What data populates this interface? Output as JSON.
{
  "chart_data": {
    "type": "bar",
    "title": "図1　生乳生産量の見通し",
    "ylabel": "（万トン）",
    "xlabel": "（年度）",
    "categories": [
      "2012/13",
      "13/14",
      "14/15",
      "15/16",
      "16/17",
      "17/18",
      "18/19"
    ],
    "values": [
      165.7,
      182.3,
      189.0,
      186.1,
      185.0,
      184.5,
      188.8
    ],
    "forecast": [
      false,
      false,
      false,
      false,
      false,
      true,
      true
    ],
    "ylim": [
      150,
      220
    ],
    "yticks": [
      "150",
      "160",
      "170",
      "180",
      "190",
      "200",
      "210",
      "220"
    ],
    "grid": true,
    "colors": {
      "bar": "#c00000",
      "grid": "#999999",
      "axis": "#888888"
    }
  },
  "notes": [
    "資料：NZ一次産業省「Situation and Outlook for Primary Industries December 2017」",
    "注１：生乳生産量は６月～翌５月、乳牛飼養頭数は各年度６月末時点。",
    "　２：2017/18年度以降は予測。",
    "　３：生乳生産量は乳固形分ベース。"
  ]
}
--------------------
• Exercise prompt: Write the entries again, exactly as they stand.

• Correct output:
What data populates this interface? Output as JSON.
{
  "chart_data": {
    "type": "bar",
    "title": "図1　生乳生産量の見通し",
    "ylabel": "（万トン）",
    "xlabel": "（年度）",
    "categories": [
      "2012/13",
      "13/14",
      "14/15",
      "15/16",
      "16/17",
      "17/18",
      "18/19"
    ],
    "values": [
      165.7,
      182.3,
      189.0,
      186.1,
      185.0,
      184.5,
      188.8
    ],
    "forecast": [
      false,
      false,
      false,
      false,
      false,
      true,
      true
    ],
    "ylim": [
      150,
      220
    ],
    "yticks": [
      "150",
      "160",
      "170",
      "180",
      "190",
      "200",
      "210",
      "220"
    ],
    "grid": true,
    "colors": {
      "bar": "#c00000",
      "grid": "#999999",
      "axis": "#888888"
    }
  },
  "notes": [
    "資料：NZ一次産業省「Situation and Outlook for Primary Industries December 2017」",
    "注１：生乳生産量は６月～翌５月、乳牛飼養頭数は各年度６月末時点。",
    "　２：2017/18年度以降は予測。",
    "　３：生乳生産量は乳固形分ベース。"
  ]
}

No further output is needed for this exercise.